Direction
Pick out each line of the records in which the word "granophyre" appears.

Exercise inputs

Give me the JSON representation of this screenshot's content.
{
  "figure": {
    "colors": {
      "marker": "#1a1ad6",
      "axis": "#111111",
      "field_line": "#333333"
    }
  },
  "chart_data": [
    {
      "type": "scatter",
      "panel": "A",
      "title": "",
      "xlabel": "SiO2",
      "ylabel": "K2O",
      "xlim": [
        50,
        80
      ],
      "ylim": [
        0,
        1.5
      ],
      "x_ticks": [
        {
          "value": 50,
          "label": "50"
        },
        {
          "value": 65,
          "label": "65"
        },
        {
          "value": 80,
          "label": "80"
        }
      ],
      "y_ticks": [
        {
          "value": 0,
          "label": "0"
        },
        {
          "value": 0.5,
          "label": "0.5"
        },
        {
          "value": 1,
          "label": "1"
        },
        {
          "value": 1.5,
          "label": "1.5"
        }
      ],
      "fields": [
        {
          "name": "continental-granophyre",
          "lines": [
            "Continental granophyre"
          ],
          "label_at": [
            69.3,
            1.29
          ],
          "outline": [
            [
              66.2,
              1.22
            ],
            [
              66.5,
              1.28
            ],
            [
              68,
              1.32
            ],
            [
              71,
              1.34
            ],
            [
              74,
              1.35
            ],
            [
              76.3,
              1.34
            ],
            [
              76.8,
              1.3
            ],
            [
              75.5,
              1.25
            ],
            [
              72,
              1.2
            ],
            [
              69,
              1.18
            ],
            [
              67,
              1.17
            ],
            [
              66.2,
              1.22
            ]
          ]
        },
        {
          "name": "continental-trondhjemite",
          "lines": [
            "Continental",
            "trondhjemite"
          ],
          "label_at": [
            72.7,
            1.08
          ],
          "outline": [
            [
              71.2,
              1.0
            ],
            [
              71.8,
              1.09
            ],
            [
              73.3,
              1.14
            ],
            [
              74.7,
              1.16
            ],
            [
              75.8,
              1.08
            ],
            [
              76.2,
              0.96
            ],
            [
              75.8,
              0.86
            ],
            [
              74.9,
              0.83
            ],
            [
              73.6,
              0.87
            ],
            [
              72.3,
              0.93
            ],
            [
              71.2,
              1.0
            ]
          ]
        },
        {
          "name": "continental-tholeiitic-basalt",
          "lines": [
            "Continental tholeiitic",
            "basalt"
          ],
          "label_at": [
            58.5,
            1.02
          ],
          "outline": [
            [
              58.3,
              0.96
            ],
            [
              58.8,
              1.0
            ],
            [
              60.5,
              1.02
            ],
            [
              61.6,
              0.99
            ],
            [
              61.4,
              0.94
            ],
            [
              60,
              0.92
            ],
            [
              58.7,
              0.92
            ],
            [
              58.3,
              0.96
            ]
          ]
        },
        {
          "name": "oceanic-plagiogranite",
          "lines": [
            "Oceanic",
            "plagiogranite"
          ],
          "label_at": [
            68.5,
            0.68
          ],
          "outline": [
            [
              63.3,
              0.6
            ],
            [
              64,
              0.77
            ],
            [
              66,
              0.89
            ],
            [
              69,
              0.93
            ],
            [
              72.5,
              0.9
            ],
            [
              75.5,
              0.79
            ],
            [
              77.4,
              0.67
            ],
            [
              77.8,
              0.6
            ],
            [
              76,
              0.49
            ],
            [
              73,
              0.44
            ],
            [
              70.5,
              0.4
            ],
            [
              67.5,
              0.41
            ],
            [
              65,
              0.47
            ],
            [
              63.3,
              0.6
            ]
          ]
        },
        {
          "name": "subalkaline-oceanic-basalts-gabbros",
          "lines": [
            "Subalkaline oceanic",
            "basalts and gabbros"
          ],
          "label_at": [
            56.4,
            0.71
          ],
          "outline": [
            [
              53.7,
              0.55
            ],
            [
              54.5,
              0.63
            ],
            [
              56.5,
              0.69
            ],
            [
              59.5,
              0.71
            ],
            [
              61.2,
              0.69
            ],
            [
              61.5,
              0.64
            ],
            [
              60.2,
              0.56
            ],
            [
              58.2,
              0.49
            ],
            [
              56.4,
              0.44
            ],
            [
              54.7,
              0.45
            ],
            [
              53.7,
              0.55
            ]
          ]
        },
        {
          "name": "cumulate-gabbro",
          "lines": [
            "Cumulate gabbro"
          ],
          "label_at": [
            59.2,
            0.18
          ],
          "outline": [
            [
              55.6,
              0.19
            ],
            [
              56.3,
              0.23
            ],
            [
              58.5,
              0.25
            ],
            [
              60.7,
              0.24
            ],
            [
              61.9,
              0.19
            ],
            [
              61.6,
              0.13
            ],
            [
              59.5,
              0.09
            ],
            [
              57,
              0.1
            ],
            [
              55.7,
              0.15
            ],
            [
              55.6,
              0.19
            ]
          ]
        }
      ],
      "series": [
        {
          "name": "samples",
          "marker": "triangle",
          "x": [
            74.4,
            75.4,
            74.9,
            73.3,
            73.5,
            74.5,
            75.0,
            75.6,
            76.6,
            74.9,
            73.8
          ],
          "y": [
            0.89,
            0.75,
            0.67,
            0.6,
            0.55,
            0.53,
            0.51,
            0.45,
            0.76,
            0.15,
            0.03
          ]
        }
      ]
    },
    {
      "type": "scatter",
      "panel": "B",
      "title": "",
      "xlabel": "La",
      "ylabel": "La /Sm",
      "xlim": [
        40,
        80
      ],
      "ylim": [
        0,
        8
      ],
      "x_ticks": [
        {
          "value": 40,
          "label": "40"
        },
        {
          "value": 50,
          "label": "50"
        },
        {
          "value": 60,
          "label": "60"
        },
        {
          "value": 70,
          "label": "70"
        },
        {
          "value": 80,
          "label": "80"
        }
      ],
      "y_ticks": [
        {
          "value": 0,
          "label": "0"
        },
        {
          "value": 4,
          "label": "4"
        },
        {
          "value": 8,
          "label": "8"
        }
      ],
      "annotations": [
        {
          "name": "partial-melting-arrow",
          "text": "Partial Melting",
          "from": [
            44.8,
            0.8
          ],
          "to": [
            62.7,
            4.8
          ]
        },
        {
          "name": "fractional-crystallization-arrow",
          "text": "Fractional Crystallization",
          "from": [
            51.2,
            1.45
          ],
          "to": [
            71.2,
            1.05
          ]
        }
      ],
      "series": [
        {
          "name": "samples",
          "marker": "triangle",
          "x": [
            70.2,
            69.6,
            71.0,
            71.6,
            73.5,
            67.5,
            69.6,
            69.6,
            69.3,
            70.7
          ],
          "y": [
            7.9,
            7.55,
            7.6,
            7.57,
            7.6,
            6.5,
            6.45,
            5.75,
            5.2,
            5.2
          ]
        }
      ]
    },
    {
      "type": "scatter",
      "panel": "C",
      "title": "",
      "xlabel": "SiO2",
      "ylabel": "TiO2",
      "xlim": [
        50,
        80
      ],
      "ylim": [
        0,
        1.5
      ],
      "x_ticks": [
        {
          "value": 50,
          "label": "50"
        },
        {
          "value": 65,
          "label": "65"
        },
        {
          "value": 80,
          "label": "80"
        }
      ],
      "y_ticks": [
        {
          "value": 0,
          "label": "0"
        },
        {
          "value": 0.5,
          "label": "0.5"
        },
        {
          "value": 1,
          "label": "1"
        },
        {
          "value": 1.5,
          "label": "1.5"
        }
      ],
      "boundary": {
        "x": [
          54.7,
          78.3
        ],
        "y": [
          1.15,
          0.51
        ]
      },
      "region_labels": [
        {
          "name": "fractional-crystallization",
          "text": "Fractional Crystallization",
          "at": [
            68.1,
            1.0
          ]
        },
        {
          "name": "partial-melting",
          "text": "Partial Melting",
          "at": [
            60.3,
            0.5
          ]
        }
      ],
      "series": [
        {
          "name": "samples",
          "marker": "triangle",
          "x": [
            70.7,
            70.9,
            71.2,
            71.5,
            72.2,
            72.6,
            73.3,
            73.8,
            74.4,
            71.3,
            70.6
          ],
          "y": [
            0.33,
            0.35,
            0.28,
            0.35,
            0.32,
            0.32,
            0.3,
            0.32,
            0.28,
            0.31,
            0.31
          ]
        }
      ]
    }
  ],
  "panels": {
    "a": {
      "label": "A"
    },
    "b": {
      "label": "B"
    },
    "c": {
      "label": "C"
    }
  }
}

Reply to the exercise
          "name": "continental-granophyre",
            "Continental granophyre"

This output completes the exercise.